## Esercizi
a: Riassumi in due frasi il testo sul robot Mit-Manus per chi ha avuto un ictus.
b: Prosegui il testo sul robot per la riabilitazione dopo l'ictus, partendo dall'ultima frase riportata.

## Testo fornito

+++

Il robot che aiuta chi è reduce da un ictus

Il sistema robotico per arto Mit-Manus si presta a essere utilizzato in pazienti colpiti da ictus cerebrale sia in una fase riabilitativa più precoce sia in una fase stabilizzata, anche a diversi anni dall’evento. A tale proposito, riportiamo alcuni esempi di persone seguite dall’Unità di riabilitazione neuromotoria dell’Istituto di Ricovero e Cura a Carattere Scientifico San Raffaele Pisana di Roma.
Primo caso. Uomo di 50 anni colpito da ictus ischemico cerebrale a giugno 2009, affetto da emiparesi destra, con conseguenti difficoltà nel cammino e nell’utilizzo dell’arto superiore.
Dopo i primi tre mesi di trattamento il paziente ottiene un discreto recupero funzionale: è in grado di camminare in modo autonomo, a livello dell’arto superiore è recuperata la motricità attiva di gomito e mano, ma persistono difficoltà nella motricità attiva a carico della spalla, con limitazioni funzionali nelle attività della vita quotidiana e ripercussione negativa sul cammino, legata a movimenti scorretti e involontari che ne inficiano la funzionalità, dovuta all’aumento del tono muscolare, quale esito dell’ictus. Da una valutazione dell’Unità di riabilitazione neuromotoria del San Raffaele Pisana emerge l’indicazione a trattare la persona in prima istanza con il sistema robotico e successivamente con trattamento con iniezioni locali nei muscoli (tossina botulinica) utili a controllare il tono aumentato.

+++

## Materiale estratto
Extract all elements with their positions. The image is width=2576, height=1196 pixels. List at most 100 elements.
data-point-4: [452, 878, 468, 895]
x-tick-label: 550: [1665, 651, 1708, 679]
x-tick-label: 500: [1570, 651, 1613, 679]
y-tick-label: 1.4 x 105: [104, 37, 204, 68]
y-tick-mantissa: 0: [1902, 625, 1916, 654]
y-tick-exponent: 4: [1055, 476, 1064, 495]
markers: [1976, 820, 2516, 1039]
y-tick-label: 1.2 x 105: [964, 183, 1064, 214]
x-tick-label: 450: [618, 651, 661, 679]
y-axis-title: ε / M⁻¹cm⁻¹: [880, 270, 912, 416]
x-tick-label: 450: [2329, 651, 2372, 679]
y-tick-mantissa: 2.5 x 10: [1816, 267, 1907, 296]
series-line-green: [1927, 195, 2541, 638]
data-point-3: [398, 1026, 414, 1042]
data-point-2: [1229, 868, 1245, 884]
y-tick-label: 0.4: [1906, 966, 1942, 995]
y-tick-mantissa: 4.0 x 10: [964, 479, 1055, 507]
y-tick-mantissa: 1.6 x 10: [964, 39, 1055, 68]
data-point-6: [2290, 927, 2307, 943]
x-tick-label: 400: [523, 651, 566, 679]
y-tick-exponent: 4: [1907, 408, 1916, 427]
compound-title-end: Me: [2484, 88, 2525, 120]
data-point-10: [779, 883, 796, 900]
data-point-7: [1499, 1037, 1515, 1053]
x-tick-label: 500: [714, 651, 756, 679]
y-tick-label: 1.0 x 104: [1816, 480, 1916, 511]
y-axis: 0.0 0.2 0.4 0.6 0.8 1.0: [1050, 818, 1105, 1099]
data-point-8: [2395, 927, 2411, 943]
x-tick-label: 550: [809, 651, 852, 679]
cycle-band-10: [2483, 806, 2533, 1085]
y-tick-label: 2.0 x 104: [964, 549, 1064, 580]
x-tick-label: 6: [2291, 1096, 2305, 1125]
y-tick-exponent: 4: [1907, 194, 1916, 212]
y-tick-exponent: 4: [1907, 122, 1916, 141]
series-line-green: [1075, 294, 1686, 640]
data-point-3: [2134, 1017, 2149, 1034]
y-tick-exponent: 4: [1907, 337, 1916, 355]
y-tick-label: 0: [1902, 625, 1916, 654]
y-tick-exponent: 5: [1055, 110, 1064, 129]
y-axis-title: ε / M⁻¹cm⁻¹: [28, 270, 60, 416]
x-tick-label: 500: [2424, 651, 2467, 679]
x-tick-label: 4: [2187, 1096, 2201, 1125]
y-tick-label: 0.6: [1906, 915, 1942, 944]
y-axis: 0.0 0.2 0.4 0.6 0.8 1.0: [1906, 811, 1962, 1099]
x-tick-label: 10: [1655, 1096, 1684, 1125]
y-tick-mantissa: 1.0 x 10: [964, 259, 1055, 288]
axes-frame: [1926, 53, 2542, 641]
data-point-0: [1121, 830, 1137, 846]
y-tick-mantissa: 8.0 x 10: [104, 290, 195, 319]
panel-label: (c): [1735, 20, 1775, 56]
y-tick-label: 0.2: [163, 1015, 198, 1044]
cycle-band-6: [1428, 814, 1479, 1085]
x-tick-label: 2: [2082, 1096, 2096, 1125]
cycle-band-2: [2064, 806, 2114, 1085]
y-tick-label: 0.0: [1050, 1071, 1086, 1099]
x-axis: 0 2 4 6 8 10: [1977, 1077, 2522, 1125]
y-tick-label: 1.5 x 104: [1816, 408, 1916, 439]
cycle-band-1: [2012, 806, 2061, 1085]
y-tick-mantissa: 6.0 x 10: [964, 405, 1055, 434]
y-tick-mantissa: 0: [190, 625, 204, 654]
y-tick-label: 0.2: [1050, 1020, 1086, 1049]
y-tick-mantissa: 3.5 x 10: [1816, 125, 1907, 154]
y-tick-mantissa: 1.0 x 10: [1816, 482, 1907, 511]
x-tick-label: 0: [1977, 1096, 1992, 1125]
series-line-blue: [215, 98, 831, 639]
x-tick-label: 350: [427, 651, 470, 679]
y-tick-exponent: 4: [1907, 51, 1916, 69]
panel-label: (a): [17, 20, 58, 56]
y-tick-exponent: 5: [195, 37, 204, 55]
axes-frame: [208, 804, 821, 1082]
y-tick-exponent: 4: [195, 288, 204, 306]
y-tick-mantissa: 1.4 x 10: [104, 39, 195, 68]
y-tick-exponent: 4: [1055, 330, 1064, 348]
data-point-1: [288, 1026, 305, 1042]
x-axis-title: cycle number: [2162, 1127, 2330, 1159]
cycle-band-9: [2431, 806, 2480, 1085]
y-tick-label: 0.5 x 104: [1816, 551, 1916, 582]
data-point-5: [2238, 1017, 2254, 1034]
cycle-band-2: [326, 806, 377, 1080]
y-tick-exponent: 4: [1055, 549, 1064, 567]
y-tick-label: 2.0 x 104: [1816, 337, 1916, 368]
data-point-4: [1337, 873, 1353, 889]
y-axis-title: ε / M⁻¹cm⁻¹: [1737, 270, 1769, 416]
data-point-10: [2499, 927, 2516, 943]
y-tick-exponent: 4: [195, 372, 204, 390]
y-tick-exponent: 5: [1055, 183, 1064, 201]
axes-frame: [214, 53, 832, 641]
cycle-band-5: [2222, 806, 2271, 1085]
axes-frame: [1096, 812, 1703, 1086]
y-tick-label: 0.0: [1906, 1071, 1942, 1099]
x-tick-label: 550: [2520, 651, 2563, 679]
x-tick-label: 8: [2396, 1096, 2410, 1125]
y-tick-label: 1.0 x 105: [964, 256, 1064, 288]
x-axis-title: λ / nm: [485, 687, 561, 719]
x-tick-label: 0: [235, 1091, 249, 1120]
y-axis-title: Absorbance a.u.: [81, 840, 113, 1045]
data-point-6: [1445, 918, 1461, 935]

+++

## Risposte per punto
a: Il sistema robotico Mit-Manus può essere usato nei pazienti colpiti da ictus cerebrale sia nella fase riabilitativa precoce sia in quella stabilizzata, anche a diversi anni dall'evento, come mostrano alcuni casi seguiti dall'Unità di riabilitazione neuromotoria del San Raffaele Pisana di Roma. Nel primo caso un uomo di 50 anni con emiparesi destra, dopo tre mesi di trattamento, cammina da solo e ha recuperato la motricità di gomito e mano, ma ha ancora difficoltà alla spalla dovute all'aumento del tono muscolare; per questo gli viene indicato prima il trattamento con il robot e poi iniezioni di tossina botulinica.

b:
Dopo un ciclo di 20 sedute (5 alla settimana per 4 settimane) di trattamento con il sistema robotico, il paziente ottiene un discreto recupero delle quote motorie, una riduzione dell’ipertono muscolare, con ripercussioni positive indirette dovute al migliore assetto del tronco nella sua globalità anche nella capacità del cammino. Visto il buon risultato, si decide di non effettuare il trattamento con tossina, non essendovi più indicazioni.
Secondo caso. Donna colpita da ictus cerebrale circa un mese prima, con conseguente emiparesi destra. Dopo un’iniziale recupero di movimenti attivi spontanei a livello dell’arto superiore, non si osserva incremento del tono, ma la comparsa di un dolore acuto a carico della spalla, scarsamente controllato dalla terapia farmacologica, in assenza di alterazioni articolari, con conseguente limitazione non solo della funzione ma anche delle possibilità di trattamento riabilitativo. La struttura decide di intraprendere il trattamento con il sistema robotico, compatibilmente al dolore della paziente. Progressivamente la durata delle sedute aumenta fino al compimento dell’intero esercizio. La sintomatologia dolorosa si risolve e si può anche sospendere la terapia farmacologica analgesica in atto. Risulta importante sottolineare come, in questi i casi - e in tutti i pazienti sottoposti a tale tipologia di trattamento – i ricoverati abbiano mostrato di trovarsi a proprio agio con la tecnologia, evidenziando l’aspetto motivante e stimolante dell’apparecchio, nonché la facilità di comprensione e di utilizzo. A riprova di tale apprezzamento, tutti i pazienti hanno manifestato la volontà di ripetere il trattamento.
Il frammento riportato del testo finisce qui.